- DEINE AUFGABE -
Gib an, in wie vielen Zeilen der folgenden Daten das Wort „legend“ vorkommt. Nenne dabei ausschließlich die Zahl.

- VORLIEGENDE DATEN -
------------------------------------------------------------

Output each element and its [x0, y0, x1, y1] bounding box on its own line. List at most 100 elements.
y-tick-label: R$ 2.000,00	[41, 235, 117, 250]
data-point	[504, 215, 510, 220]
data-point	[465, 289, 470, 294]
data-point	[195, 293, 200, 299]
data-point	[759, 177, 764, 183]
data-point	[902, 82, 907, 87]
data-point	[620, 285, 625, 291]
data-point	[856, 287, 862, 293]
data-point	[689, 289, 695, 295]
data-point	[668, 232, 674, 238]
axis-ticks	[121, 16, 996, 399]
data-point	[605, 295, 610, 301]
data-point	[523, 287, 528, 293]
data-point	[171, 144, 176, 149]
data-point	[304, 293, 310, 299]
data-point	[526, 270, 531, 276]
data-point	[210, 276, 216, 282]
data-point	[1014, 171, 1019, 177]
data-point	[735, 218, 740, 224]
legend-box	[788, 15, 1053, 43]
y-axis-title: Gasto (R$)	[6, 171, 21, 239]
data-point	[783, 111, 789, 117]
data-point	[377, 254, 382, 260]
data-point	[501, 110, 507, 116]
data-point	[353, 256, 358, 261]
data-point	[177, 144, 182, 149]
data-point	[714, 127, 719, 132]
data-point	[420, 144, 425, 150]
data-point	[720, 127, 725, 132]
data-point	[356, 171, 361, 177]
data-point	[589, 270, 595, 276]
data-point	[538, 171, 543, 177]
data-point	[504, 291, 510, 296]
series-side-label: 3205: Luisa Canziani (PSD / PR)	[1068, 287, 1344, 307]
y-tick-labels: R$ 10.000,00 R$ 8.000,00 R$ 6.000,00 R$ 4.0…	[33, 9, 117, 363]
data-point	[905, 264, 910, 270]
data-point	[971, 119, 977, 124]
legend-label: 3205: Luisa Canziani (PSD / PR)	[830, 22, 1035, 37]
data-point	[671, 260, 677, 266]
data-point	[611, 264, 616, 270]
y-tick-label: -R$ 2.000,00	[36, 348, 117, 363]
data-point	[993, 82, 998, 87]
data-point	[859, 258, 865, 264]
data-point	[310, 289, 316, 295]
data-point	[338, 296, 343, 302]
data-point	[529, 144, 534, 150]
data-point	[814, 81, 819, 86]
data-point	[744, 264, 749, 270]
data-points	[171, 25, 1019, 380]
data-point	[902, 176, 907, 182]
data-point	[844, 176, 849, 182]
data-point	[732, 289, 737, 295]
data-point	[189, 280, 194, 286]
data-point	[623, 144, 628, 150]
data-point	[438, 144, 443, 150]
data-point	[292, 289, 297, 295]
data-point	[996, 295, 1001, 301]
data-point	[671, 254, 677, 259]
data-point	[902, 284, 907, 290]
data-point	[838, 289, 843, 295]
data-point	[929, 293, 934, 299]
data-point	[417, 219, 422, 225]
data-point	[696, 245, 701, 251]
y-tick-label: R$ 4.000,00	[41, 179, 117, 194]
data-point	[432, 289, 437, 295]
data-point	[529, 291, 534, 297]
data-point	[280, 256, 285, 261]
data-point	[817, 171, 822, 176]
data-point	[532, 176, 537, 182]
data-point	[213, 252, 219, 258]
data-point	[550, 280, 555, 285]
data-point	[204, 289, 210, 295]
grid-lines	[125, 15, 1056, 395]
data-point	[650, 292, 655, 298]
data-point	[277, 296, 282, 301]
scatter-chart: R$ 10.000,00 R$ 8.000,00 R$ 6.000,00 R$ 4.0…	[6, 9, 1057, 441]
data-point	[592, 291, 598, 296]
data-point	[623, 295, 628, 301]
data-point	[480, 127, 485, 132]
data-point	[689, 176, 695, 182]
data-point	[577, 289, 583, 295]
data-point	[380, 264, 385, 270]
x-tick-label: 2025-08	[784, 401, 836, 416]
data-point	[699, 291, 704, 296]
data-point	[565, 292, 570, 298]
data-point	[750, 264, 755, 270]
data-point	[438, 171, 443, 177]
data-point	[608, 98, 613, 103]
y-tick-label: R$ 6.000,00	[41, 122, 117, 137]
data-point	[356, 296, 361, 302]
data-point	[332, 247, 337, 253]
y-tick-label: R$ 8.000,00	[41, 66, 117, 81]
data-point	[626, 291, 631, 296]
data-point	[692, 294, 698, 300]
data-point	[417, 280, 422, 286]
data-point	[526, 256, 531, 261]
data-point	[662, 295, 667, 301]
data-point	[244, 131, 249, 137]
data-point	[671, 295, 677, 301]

------------------------------------------------------------

- SCHRIFTLICHE ANTWORT -
2